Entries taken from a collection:
BEGIN

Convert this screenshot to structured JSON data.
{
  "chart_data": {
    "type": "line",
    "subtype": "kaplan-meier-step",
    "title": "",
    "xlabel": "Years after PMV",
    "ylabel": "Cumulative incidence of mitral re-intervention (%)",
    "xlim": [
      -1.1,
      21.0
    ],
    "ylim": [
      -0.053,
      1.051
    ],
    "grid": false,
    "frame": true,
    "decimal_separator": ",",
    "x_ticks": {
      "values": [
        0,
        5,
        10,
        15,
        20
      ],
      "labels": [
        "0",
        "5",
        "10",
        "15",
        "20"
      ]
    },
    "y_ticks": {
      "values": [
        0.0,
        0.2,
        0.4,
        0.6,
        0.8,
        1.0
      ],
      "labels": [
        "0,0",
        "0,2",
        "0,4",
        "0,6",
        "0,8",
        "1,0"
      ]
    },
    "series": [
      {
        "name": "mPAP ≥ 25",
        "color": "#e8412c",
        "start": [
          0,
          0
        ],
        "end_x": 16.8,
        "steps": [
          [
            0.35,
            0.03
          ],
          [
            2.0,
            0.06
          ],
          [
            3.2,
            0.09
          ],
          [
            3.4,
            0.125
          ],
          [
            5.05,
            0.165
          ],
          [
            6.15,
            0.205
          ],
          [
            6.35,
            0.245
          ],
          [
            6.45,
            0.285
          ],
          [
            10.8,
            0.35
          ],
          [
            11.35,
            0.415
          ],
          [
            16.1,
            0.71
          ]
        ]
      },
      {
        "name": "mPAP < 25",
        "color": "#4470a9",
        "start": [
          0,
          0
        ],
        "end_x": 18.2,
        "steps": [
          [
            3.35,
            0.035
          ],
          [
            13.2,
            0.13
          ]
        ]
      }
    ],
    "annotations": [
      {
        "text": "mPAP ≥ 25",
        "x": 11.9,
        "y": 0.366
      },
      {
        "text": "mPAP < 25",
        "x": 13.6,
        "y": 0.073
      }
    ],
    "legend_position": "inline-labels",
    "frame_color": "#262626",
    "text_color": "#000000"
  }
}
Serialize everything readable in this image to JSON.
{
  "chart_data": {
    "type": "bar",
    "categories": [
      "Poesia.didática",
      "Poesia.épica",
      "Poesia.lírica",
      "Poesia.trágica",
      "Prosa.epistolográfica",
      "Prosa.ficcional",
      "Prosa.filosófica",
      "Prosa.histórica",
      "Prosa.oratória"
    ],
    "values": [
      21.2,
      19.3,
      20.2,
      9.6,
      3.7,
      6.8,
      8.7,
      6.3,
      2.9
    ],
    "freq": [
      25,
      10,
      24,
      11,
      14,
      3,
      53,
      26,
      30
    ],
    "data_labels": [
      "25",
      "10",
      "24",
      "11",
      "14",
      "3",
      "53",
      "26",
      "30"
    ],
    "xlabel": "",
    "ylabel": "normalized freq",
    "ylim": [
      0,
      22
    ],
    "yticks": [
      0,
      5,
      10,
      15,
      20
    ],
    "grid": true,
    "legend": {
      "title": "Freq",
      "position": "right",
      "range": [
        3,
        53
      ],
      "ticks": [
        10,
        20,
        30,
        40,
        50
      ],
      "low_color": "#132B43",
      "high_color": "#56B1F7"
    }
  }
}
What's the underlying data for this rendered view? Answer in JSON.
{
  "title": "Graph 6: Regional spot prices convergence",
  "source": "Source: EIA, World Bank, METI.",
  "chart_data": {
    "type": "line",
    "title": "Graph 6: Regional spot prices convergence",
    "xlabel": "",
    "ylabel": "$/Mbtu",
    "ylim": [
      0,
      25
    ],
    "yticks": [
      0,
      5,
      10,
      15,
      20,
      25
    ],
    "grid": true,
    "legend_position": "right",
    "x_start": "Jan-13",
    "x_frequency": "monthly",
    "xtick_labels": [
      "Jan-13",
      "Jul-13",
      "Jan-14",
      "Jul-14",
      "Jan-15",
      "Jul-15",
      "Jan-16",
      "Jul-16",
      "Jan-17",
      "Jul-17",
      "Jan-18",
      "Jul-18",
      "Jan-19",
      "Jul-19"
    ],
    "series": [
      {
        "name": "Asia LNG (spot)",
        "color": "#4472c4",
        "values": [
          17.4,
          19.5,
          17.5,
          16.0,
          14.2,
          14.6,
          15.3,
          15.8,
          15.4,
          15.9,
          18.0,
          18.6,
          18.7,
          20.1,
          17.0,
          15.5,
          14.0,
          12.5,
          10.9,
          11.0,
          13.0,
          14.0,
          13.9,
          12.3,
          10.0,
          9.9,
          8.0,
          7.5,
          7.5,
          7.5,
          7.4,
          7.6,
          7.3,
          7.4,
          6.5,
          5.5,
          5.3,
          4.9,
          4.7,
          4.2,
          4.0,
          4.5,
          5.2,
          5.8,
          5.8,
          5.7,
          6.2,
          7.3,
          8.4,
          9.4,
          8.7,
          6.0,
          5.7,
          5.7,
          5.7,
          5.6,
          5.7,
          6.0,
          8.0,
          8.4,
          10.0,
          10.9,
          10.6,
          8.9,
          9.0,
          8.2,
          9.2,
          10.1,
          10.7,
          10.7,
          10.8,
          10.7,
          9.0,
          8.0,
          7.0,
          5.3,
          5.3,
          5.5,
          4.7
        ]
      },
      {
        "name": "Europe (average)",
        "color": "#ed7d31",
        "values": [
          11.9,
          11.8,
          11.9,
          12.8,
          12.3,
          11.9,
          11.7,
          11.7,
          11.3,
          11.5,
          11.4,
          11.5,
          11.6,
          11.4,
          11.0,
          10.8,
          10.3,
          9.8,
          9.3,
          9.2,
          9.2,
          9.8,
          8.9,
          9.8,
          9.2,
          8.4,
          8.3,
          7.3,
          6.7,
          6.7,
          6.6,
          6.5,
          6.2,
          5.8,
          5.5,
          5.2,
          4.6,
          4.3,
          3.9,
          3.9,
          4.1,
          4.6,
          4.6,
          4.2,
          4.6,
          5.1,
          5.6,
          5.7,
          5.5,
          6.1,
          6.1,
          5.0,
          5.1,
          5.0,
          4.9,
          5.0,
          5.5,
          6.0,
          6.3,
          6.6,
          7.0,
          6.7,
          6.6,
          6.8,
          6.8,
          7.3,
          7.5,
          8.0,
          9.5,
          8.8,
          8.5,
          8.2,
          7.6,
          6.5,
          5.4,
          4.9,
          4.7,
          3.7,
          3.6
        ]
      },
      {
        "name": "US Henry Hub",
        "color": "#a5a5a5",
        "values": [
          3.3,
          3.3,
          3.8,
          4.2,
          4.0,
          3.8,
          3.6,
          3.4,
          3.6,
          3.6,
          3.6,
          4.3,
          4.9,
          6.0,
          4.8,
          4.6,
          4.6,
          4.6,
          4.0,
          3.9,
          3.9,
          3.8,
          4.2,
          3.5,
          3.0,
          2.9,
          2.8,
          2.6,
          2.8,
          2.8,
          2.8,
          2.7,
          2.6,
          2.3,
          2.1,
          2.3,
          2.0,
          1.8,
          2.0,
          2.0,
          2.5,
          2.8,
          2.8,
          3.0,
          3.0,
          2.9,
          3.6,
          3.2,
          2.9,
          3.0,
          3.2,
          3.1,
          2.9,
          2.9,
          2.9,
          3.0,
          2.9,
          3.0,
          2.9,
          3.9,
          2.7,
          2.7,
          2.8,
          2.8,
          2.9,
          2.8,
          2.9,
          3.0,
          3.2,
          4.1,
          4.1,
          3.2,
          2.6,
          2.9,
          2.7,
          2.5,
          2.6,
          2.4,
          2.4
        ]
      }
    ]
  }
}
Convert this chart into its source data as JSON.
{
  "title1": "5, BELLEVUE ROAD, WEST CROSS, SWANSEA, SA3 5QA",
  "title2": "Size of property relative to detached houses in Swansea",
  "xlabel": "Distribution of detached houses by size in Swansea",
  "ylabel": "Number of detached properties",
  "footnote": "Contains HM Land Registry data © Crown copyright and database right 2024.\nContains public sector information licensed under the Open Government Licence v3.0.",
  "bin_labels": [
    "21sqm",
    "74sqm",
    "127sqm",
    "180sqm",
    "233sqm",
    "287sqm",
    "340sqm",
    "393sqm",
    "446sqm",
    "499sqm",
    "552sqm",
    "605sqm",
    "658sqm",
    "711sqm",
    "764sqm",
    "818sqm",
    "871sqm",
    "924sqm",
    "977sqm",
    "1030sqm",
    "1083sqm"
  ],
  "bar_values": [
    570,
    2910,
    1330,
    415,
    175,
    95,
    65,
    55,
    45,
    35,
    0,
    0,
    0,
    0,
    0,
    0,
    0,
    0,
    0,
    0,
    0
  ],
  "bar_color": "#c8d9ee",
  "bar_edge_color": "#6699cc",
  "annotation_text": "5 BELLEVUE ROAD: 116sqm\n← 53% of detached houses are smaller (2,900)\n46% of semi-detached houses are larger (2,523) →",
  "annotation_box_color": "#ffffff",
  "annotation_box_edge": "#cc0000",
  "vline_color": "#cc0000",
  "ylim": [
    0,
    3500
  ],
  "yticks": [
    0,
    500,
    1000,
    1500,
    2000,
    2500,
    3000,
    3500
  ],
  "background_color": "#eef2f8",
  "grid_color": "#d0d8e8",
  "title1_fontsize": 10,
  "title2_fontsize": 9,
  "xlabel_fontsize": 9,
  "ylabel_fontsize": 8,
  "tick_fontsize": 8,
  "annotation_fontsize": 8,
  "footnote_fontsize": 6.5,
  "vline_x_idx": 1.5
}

END

[Instruction]: Find and copy every line in the entries above where the string "Poesia" occurs.

[Task result]:
      "Poesia.didática",
      "Poesia.épica",
      "Poesia.lírica",
      "Poesia.trágica",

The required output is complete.